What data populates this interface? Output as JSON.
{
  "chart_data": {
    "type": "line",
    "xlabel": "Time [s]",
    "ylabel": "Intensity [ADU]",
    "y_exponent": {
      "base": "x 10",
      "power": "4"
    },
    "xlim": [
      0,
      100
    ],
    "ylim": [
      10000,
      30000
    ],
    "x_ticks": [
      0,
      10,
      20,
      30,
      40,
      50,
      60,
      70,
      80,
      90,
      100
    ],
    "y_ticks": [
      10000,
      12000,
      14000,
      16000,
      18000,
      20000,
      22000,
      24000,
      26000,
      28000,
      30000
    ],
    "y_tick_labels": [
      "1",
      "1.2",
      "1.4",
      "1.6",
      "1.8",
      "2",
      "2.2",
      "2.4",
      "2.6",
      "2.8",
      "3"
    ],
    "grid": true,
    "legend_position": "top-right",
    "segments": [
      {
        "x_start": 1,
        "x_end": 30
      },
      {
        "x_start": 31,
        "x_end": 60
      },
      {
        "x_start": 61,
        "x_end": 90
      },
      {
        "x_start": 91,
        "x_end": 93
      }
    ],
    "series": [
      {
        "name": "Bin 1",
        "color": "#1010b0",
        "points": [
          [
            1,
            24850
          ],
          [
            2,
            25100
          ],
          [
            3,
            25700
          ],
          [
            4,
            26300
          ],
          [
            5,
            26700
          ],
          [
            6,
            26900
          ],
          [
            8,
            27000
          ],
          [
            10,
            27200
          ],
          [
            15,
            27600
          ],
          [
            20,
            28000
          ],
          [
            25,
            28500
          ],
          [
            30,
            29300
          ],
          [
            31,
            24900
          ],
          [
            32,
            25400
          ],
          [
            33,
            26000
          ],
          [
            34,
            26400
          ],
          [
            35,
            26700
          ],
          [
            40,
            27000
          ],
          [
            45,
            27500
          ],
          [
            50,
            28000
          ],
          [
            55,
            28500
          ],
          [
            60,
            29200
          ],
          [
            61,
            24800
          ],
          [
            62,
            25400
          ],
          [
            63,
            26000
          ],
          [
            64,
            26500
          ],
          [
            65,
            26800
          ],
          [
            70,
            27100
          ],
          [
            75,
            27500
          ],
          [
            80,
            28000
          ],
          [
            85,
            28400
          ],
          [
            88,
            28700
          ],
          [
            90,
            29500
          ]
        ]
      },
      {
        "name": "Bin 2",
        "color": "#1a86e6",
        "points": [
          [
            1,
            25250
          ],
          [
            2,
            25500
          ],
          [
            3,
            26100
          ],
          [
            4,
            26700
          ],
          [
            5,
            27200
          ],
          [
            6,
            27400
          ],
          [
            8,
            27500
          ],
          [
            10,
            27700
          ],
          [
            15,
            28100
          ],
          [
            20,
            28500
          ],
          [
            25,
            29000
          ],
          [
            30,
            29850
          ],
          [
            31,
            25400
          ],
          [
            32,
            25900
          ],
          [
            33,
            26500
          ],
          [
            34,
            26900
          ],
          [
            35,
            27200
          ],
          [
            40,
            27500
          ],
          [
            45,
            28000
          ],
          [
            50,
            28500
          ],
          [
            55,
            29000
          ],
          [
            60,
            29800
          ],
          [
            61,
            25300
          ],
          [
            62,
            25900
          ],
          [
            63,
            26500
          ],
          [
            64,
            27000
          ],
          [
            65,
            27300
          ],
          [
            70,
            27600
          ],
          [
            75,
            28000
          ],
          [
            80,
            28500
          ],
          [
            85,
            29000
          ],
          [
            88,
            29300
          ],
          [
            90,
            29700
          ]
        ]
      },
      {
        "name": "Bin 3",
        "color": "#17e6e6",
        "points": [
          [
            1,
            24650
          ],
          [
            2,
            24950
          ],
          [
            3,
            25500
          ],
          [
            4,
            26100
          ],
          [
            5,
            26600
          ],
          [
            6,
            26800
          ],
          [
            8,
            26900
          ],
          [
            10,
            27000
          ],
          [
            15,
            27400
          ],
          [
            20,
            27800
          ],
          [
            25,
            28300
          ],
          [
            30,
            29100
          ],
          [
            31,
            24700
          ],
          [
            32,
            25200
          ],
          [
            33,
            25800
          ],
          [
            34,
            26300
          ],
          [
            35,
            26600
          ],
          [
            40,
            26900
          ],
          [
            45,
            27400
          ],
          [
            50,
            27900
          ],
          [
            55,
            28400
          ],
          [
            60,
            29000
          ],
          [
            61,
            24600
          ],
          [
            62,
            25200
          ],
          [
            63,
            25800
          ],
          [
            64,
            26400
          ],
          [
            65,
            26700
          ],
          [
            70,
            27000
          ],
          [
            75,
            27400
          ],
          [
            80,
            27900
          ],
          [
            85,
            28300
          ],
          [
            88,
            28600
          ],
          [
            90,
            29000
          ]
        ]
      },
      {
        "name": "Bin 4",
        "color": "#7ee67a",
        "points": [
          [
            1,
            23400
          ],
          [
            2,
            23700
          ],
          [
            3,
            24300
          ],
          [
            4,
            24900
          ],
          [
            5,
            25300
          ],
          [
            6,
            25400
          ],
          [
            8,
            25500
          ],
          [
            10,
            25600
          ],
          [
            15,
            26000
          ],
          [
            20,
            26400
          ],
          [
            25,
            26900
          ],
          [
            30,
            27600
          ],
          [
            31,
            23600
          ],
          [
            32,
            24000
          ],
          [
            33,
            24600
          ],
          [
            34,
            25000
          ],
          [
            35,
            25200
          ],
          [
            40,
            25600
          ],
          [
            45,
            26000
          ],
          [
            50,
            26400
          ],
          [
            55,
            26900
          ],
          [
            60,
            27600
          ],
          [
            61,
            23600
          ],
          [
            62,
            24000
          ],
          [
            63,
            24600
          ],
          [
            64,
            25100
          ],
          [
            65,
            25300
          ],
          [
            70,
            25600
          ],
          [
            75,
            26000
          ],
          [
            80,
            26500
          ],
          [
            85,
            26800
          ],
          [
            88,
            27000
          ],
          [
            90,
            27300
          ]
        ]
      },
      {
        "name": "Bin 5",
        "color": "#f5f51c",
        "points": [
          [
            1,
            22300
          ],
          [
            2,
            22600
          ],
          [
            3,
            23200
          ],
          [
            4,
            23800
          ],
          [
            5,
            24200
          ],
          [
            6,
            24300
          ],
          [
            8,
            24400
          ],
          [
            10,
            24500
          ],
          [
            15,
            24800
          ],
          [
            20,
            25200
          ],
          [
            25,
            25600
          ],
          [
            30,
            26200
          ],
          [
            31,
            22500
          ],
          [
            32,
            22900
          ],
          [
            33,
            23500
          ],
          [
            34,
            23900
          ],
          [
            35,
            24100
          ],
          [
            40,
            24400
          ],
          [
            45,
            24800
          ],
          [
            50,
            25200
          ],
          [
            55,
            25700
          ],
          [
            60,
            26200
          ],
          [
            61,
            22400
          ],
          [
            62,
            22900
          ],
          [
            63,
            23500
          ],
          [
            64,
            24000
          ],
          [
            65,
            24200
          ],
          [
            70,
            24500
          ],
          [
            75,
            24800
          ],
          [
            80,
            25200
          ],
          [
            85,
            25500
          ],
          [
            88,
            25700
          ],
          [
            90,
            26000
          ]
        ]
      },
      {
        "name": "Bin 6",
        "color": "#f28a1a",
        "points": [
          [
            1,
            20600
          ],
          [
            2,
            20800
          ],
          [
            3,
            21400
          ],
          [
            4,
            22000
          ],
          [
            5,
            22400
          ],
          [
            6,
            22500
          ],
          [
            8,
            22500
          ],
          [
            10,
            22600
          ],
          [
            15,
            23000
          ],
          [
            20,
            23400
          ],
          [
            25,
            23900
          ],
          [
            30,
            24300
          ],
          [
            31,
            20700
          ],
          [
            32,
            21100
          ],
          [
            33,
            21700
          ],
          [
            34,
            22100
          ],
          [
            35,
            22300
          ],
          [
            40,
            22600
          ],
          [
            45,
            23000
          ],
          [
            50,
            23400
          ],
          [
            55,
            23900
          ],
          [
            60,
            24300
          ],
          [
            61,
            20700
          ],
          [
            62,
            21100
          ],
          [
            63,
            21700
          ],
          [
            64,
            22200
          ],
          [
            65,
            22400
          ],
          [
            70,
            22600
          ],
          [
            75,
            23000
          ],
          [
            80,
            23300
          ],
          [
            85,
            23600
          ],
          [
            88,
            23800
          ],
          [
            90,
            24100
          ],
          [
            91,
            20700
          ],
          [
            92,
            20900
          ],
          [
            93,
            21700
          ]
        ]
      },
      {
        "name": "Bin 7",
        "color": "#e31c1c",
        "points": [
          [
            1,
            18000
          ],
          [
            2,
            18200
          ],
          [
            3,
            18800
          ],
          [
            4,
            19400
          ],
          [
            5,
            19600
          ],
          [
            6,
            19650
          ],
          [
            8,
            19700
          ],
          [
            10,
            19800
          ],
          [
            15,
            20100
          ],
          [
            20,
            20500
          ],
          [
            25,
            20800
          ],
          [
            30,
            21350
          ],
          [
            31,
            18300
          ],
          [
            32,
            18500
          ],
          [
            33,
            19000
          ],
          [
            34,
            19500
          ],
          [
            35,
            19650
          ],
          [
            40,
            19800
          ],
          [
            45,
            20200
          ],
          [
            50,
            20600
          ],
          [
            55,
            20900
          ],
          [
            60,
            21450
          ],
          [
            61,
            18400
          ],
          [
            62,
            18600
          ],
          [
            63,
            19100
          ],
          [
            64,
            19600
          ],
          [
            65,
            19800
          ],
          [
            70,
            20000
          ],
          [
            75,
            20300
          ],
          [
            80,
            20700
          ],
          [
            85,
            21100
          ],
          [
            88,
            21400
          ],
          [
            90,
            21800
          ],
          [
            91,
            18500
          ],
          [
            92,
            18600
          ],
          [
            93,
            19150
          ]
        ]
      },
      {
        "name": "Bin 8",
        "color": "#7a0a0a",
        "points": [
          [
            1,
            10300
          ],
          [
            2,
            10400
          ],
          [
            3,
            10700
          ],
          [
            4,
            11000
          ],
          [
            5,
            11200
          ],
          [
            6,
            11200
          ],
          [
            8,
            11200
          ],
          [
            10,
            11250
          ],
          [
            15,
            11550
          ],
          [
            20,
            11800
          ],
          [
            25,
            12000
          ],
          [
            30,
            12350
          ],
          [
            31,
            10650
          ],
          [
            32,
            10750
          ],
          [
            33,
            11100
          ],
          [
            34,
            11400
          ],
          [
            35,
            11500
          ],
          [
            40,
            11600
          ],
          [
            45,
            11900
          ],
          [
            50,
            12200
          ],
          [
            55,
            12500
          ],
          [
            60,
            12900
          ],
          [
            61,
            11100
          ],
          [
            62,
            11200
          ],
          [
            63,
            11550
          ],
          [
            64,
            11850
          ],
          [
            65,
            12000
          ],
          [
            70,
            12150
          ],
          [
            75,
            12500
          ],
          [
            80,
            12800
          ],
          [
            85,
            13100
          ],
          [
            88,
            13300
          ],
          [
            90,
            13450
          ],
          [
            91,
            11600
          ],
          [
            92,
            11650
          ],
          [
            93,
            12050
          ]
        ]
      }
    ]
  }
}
———
» WHAT TO PRODUCE
Give the number of lines that hold the word "name" in these records, with nothing added.

» ANSWER FOR THE TASK
8